▶ **Task objective**
Retype every entry exactly, character for character.

▶ **Dataset**
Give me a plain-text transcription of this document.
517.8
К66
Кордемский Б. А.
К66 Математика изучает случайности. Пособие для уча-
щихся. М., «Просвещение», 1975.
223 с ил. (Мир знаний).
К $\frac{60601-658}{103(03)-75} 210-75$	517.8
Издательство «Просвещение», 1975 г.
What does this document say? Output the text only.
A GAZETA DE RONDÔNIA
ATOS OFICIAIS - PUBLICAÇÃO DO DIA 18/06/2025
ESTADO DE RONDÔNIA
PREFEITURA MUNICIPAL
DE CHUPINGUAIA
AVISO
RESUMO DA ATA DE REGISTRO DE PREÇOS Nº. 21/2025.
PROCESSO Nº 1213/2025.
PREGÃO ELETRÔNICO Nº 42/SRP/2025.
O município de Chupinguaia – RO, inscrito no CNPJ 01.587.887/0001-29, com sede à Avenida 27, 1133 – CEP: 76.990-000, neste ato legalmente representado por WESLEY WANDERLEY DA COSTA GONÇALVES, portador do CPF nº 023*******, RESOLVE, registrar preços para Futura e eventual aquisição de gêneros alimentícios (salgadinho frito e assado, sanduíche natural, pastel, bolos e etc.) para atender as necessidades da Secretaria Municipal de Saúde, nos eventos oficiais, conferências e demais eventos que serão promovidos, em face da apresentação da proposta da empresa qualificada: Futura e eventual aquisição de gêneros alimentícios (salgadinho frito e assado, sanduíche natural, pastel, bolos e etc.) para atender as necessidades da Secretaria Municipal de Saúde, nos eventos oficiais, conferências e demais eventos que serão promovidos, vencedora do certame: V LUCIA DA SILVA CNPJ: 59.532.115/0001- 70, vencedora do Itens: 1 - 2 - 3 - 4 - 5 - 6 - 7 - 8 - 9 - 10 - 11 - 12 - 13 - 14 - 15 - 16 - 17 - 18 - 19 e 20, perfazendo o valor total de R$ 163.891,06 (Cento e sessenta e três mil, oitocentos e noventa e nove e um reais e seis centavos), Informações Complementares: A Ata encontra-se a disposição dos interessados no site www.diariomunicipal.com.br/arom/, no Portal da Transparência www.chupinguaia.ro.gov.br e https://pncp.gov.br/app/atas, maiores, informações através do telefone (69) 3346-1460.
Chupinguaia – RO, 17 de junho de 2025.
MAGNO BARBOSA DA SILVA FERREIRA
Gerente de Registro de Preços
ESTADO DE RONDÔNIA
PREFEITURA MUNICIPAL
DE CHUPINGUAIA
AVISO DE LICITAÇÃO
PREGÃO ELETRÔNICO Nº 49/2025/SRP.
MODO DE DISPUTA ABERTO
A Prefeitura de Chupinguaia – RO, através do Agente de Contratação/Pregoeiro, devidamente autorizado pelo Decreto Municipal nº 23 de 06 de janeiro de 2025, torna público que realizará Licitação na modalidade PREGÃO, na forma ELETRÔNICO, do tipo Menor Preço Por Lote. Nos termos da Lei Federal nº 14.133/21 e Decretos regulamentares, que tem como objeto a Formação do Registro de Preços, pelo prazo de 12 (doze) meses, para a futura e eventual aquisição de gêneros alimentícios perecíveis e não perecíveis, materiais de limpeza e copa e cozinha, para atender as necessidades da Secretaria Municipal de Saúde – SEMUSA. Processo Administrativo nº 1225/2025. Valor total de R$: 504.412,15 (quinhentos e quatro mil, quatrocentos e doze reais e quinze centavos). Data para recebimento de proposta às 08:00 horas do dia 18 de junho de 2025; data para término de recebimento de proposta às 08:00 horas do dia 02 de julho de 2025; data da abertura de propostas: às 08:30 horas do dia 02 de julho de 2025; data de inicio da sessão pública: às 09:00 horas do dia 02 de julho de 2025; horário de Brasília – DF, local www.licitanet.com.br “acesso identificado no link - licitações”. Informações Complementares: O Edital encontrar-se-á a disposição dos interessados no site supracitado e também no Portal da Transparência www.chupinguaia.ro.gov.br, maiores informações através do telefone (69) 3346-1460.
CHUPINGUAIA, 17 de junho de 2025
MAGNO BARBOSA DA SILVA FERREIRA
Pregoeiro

▶ **Finished answer**
Give me a plain-text transcription of this document.
517.8
К66
Кордемский Б. А.
К66 Математика изучает случайности. Пособие для уча-
щихся. М., «Просвещение», 1975.
223 с ил. (Мир знаний).
К $\frac{60601-658}{103(03)-75} 210-75$	517.8
Издательство «Просвещение», 1975 г.
What does this document say? Output the text only.
A GAZETA DE RONDÔNIA
ATOS OFICIAIS - PUBLICAÇÃO DO DIA 18/06/2025
ESTADO DE RONDÔNIA
PREFEITURA MUNICIPAL
DE CHUPINGUAIA
AVISO
RESUMO DA ATA DE REGISTRO DE PREÇOS Nº. 21/2025.
PROCESSO Nº 1213/2025.
PREGÃO ELETRÔNICO Nº 42/SRP/2025.
O município de Chupinguaia – RO, inscrito no CNPJ 01.587.887/0001-29, com sede à Avenida 27, 1133 – CEP: 76.990-000, neste ato legalmente representado por WESLEY WANDERLEY DA COSTA GONÇALVES, portador do CPF nº 023*******, RESOLVE, registrar preços para Futura e eventual aquisição de gêneros alimentícios (salgadinho frito e assado, sanduíche natural, pastel, bolos e etc.) para atender as necessidades da Secretaria Municipal de Saúde, nos eventos oficiais, conferências e demais eventos que serão promovidos, em face da apresentação da proposta da empresa qualificada: Futura e eventual aquisição de gêneros alimentícios (salgadinho frito e assado, sanduíche natural, pastel, bolos e etc.) para atender as necessidades da Secretaria Municipal de Saúde, nos eventos oficiais, conferências e demais eventos que serão promovidos, vencedora do certame: V LUCIA DA SILVA CNPJ: 59.532.115/0001- 70, vencedora do Itens: 1 - 2 - 3 - 4 - 5 - 6 - 7 - 8 - 9 - 10 - 11 - 12 - 13 - 14 - 15 - 16 - 17 - 18 - 19 e 20, perfazendo o valor total de R$ 163.891,06 (Cento e sessenta e três mil, oitocentos e noventa e nove e um reais e seis centavos), Informações Complementares: A Ata encontra-se a disposição dos interessados no site www.diariomunicipal.com.br/arom/, no Portal da Transparência www.chupinguaia.ro.gov.br e https://pncp.gov.br/app/atas, maiores, informações através do telefone (69) 3346-1460.
Chupinguaia – RO, 17 de junho de 2025.
MAGNO BARBOSA DA SILVA FERREIRA
Gerente de Registro de Preços
ESTADO DE RONDÔNIA
PREFEITURA MUNICIPAL
DE CHUPINGUAIA
AVISO DE LICITAÇÃO
PREGÃO ELETRÔNICO Nº 49/2025/SRP.
MODO DE DISPUTA ABERTO
A Prefeitura de Chupinguaia – RO, através do Agente de Contratação/Pregoeiro, devidamente autorizado pelo Decreto Municipal nº 23 de 06 de janeiro de 2025, torna público que realizará Licitação na modalidade PREGÃO, na forma ELETRÔNICO, do tipo Menor Preço Por Lote. Nos termos da Lei Federal nº 14.133/21 e Decretos regulamentares, que tem como objeto a Formação do Registro de Preços, pelo prazo de 12 (doze) meses, para a futura e eventual aquisição de gêneros alimentícios perecíveis e não perecíveis, materiais de limpeza e copa e cozinha, para atender as necessidades da Secretaria Municipal de Saúde – SEMUSA. Processo Administrativo nº 1225/2025. Valor total de R$: 504.412,15 (quinhentos e quatro mil, quatrocentos e doze reais e quinze centavos). Data para recebimento de proposta às 08:00 horas do dia 18 de junho de 2025; data para término de recebimento de proposta às 08:00 horas do dia 02 de julho de 2025; data da abertura de propostas: às 08:30 horas do dia 02 de julho de 2025; data de inicio da sessão pública: às 09:00 horas do dia 02 de julho de 2025; horário de Brasília – DF, local www.licitanet.com.br “acesso identificado no link - licitações”. Informações Complementares: O Edital encontrar-se-á a disposição dos interessados no site supracitado e também no Portal da Transparência www.chupinguaia.ro.gov.br, maiores informações através do telefone (69) 3346-1460.
CHUPINGUAIA, 17 de junho de 2025
MAGNO BARBOSA DA SILVA FERREIRA
Pregoeiro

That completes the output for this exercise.